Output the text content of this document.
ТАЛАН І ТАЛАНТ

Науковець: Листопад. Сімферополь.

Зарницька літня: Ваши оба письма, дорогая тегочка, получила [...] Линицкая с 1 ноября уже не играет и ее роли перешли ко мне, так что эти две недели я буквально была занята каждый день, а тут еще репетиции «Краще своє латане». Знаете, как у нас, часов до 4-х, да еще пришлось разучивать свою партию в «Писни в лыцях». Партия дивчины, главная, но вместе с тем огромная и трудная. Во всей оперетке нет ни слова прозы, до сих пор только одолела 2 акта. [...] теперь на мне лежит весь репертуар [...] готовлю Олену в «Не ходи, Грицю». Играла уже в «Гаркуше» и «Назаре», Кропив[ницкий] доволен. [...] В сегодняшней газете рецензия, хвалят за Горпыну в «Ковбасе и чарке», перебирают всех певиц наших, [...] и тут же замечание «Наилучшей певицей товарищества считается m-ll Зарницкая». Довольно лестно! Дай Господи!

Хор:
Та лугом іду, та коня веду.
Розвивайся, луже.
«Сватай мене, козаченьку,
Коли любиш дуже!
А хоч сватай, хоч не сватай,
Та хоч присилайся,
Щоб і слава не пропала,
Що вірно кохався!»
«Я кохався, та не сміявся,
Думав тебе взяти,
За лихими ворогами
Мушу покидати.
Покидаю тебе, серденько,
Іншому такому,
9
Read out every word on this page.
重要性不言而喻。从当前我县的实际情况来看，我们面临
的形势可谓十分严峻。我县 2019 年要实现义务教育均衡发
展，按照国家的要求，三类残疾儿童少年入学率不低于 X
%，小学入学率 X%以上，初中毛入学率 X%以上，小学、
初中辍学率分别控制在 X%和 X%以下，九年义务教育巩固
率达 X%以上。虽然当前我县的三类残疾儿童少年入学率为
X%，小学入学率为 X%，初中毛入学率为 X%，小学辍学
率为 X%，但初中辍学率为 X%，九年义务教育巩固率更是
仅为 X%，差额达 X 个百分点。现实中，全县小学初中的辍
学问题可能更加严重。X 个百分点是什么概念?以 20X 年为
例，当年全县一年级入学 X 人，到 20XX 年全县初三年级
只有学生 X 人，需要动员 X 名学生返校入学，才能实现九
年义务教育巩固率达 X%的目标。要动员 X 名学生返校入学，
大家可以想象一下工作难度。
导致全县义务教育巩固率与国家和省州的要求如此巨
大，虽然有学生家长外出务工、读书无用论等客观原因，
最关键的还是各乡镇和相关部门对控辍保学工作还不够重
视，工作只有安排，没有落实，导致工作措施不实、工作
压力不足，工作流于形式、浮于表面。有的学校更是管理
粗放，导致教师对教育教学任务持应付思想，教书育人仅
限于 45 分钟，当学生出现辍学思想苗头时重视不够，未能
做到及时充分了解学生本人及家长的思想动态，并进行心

**Exercise**
Report how many lines include the word "名学生返校入学". Give nothing but the number.

**Problem solution**
2